* **Exercise objective**
Pull out every line in the data that has the string "color" in it.

* **Supplied material**
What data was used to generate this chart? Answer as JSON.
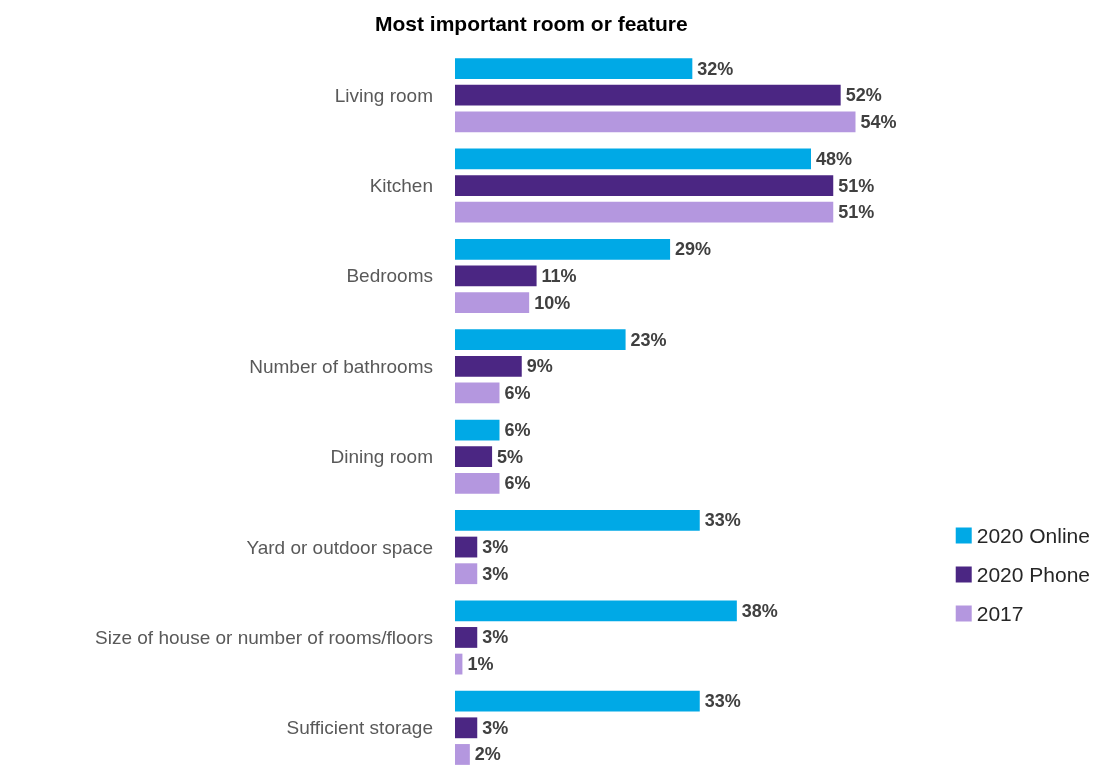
{
  "chart_data": {
    "type": "bar",
    "orientation": "horizontal",
    "title": "Most important room or feature",
    "categories": [
      "Living room",
      "Kitchen",
      "Bedrooms",
      "Number of bathrooms",
      "Dining room",
      "Yard or outdoor space",
      "Size of house or number of rooms/floors",
      "Sufficient storage"
    ],
    "series": [
      {
        "name": "2020 Online",
        "color": "#00a9e6",
        "values": [
          32,
          48,
          29,
          23,
          6,
          33,
          38,
          33
        ],
        "value_labels": [
          "32%",
          "48%",
          "29%",
          "23%",
          "6%",
          "33%",
          "38%",
          "33%"
        ]
      },
      {
        "name": "2020 Phone",
        "color": "#4b2683",
        "values": [
          52,
          51,
          11,
          9,
          5,
          3,
          3,
          3
        ],
        "value_labels": [
          "52%",
          "51%",
          "11%",
          "9%",
          "5%",
          "3%",
          "3%",
          "3%"
        ]
      },
      {
        "name": "2017",
        "color": "#b497df",
        "values": [
          54,
          51,
          10,
          6,
          6,
          3,
          1,
          2
        ],
        "value_labels": [
          "54%",
          "51%",
          "10%",
          "6%",
          "6%",
          "3%",
          "1%",
          "2%"
        ]
      }
    ],
    "legend": "right"
  }
}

* **Completed exercise**
        "color": "#00a9e6",
        "color": "#4b2683",
        "color": "#b497df",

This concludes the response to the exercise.